(Element boundary records)

***

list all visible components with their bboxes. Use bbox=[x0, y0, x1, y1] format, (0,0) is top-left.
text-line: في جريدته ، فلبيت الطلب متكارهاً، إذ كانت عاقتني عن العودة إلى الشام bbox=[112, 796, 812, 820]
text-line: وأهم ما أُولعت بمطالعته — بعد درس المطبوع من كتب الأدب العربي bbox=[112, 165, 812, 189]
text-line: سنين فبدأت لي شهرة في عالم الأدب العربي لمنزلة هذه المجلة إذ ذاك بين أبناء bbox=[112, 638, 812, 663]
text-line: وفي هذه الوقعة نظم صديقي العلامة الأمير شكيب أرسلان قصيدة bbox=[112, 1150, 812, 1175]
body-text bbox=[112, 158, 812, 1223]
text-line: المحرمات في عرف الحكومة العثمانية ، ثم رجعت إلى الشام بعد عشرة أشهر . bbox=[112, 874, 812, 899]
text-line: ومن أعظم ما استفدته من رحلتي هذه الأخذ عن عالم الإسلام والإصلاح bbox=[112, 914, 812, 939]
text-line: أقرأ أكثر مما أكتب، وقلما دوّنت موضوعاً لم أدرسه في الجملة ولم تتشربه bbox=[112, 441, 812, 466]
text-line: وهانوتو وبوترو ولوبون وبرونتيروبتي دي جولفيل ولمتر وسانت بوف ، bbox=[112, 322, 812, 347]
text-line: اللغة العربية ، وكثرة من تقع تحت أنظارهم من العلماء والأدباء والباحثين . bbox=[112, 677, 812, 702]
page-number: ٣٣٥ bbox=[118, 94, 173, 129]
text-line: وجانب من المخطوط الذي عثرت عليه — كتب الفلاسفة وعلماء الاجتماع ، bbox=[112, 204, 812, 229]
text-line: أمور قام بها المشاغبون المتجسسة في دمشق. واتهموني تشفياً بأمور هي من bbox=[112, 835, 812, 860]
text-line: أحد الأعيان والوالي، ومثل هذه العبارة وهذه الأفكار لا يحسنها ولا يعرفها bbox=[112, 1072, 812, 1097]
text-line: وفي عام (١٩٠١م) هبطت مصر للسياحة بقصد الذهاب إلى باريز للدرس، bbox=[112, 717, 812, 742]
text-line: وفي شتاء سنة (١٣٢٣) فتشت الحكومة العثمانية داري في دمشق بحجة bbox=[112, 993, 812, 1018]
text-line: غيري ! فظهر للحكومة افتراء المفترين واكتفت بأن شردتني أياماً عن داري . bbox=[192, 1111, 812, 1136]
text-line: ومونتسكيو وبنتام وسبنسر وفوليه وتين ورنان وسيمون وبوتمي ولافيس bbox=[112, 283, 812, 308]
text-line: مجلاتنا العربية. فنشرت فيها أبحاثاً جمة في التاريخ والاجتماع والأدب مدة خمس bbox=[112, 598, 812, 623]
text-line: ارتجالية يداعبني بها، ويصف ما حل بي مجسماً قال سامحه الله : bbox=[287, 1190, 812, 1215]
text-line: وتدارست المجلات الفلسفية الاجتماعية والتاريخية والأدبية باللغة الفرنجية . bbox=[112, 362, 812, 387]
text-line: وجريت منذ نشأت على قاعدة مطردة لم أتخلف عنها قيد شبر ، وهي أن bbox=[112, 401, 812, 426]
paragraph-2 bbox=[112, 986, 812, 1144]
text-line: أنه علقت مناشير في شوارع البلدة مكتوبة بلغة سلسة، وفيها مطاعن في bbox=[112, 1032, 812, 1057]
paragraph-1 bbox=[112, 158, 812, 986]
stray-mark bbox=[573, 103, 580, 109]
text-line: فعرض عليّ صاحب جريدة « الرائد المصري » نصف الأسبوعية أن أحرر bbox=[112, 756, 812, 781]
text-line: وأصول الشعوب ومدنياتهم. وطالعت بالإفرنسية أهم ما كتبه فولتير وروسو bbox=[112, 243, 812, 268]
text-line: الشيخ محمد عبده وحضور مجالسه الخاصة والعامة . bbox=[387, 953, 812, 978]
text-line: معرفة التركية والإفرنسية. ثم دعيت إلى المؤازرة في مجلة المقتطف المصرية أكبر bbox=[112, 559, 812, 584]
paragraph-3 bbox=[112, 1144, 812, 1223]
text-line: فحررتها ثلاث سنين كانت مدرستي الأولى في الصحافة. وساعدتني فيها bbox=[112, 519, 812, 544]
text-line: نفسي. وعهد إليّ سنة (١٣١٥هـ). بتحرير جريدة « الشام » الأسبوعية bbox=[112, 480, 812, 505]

***

• TASK OBJECTIVE
Copy the items word for word, starting at the very beginning and ending with the line that contains "text-line: وأهم ما", including that line.

• FULL SOLUTION
list all visible components with their bboxes. Use bbox=[x0, y0, x1, y1] format, (0,0) is top-left.
text-line: في جريدته ، فلبيت الطلب متكارهاً، إذ كانت عاقتني عن العودة إلى الشام bbox=[112, 796, 812, 820]
text-line: وأهم ما أُولعت بمطالعته — بعد درس المطبوع من كتب الأدب العربي bbox=[112, 165, 812, 189]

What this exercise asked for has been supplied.